— The exercise —
Search the data below for "toString"; list each line that holds it.

— Listing —
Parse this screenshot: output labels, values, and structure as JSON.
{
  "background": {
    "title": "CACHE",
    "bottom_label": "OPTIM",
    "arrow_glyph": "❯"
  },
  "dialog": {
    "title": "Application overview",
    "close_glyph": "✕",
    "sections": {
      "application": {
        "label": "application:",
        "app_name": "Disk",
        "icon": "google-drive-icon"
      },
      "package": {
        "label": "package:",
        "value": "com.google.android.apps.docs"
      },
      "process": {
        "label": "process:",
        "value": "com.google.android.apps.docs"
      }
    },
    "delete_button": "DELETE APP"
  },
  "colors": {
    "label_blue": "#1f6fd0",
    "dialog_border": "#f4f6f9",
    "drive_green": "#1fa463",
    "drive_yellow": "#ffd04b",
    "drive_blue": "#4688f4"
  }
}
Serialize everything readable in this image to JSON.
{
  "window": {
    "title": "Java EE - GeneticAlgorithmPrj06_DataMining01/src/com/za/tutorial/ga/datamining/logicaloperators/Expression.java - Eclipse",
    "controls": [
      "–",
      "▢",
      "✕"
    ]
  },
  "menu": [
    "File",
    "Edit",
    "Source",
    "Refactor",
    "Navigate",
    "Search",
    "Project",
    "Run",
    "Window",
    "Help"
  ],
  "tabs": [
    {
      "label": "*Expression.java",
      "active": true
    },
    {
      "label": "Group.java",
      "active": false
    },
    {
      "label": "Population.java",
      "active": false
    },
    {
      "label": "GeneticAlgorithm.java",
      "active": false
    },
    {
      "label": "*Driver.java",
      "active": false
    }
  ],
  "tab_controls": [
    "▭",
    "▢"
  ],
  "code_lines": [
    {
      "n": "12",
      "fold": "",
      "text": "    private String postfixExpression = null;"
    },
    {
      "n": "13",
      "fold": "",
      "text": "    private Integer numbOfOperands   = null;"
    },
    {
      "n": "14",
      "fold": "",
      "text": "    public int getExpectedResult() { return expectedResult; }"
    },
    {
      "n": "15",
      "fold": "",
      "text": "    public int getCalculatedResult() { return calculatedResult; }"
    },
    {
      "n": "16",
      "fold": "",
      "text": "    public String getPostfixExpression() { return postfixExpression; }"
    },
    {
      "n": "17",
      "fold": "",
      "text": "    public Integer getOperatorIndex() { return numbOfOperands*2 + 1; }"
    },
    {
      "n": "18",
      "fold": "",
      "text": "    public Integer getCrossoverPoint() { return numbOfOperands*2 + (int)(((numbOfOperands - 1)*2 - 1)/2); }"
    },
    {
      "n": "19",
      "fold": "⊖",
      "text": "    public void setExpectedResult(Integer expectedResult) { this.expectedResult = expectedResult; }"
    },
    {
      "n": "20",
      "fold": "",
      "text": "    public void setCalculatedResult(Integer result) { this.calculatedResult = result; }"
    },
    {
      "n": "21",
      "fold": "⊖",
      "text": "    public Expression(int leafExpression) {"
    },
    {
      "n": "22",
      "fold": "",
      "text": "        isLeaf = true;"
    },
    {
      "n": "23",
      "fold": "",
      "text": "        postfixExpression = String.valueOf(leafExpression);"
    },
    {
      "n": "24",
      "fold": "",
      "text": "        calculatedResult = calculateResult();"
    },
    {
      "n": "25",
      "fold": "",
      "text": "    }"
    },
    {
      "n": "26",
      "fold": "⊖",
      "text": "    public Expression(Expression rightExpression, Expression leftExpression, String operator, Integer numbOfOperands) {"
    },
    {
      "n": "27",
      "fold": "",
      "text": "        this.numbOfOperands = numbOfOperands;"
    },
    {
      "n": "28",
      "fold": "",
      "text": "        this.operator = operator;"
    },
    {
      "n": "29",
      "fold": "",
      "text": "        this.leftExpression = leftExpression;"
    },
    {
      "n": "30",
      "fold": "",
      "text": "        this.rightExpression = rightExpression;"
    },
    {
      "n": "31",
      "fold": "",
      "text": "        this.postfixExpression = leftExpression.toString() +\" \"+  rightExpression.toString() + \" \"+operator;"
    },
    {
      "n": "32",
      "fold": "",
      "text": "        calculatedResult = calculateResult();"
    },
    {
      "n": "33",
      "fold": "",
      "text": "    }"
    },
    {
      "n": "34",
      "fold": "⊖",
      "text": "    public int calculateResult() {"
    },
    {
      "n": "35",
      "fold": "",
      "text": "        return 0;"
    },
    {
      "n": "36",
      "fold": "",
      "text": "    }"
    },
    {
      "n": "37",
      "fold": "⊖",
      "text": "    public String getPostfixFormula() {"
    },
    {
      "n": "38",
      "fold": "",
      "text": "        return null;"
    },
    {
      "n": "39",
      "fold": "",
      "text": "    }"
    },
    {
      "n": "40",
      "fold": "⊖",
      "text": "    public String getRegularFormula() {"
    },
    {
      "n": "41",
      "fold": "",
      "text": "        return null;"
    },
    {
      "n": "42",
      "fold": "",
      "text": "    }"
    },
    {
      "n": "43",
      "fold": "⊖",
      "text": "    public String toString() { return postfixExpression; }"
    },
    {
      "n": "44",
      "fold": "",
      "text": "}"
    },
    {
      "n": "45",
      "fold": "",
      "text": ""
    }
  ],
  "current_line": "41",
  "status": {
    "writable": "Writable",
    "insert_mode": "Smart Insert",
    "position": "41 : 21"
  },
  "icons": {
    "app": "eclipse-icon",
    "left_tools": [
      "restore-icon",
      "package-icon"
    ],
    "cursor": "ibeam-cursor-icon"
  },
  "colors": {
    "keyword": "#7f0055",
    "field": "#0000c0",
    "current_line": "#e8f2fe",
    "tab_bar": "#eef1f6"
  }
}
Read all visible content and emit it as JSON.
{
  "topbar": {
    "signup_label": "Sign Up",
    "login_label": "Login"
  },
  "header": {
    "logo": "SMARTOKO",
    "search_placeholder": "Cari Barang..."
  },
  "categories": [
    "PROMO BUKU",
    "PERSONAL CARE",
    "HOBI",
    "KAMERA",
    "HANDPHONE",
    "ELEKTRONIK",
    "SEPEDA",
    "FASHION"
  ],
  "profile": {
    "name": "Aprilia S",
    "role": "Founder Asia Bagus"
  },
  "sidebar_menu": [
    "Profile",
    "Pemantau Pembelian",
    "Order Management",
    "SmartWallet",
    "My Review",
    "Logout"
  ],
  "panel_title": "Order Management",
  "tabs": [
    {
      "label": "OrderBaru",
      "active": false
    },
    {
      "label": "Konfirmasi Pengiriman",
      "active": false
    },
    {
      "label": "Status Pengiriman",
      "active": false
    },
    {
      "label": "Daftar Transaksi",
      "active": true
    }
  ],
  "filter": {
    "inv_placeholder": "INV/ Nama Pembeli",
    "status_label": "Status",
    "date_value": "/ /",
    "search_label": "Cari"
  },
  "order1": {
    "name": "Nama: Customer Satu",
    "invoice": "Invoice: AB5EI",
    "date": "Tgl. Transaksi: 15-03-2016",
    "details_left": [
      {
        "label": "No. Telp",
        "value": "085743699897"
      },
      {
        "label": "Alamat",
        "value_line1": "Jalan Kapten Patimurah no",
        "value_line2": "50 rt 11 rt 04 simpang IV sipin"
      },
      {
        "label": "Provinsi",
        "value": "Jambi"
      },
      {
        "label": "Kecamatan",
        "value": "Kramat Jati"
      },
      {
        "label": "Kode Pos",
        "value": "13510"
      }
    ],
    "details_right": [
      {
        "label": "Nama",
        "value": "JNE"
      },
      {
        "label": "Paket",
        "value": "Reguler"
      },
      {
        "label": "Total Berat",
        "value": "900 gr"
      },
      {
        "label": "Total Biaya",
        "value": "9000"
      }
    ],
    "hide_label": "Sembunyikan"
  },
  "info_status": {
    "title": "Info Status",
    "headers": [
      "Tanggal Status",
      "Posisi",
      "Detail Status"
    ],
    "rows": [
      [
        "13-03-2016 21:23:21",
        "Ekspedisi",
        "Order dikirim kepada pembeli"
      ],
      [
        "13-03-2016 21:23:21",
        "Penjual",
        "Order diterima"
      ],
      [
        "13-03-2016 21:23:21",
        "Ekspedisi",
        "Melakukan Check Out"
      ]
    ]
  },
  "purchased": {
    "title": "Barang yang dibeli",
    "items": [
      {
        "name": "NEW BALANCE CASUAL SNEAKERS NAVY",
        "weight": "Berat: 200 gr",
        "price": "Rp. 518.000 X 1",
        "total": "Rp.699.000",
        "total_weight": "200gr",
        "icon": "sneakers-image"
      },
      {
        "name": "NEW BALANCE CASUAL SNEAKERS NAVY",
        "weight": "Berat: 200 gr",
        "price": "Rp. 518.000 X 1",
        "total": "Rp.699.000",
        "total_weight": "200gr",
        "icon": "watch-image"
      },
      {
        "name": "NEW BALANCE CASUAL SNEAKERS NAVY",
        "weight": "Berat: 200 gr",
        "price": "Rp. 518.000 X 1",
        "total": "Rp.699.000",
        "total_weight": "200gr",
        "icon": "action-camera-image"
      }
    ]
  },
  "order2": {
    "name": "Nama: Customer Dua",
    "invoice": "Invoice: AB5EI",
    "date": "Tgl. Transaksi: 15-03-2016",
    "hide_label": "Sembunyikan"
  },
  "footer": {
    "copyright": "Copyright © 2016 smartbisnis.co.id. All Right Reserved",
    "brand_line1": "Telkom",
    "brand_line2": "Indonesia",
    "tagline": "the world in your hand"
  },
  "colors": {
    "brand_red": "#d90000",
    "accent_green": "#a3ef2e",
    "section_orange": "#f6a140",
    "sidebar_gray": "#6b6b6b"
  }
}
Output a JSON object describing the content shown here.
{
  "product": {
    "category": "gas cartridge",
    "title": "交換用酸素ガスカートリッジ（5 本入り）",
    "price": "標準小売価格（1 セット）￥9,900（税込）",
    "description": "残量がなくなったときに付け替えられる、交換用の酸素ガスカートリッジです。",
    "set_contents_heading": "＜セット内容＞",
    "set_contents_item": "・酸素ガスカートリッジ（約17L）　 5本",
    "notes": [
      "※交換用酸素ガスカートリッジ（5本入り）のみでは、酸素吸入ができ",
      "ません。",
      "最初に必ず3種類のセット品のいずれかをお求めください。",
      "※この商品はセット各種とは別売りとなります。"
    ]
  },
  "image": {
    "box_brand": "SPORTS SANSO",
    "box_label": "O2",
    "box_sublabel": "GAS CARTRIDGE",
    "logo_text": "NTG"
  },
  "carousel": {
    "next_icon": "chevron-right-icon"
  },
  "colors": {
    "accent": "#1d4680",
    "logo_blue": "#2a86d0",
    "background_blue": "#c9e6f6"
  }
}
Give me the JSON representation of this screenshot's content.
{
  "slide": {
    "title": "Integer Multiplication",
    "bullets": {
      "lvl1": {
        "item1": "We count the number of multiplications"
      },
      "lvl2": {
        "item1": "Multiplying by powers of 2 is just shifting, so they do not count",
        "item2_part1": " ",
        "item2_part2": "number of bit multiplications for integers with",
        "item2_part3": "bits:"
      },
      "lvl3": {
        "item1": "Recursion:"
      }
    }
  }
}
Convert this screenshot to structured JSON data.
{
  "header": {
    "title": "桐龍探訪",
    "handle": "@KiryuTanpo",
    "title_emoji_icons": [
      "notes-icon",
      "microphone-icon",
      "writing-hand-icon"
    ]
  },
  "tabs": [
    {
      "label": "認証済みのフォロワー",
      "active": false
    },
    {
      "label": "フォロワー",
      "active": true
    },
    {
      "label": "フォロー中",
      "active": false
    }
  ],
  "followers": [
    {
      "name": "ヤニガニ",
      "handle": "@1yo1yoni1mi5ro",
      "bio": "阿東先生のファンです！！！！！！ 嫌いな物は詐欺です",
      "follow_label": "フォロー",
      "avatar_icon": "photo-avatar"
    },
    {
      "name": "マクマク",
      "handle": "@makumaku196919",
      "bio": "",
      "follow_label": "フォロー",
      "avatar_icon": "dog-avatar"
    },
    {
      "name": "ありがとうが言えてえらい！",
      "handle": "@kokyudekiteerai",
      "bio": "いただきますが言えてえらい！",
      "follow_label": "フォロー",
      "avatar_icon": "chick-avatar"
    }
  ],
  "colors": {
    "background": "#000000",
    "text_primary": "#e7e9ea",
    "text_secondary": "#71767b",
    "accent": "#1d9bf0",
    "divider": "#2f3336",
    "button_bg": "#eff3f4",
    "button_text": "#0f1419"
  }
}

— Exercise response —
      "text": "        this.postfixExpression = leftExpression.toString() +\" \"+  rightExpression.toString() + \" \"+operator;"
      "text": "    public String toString() { return postfixExpression; }"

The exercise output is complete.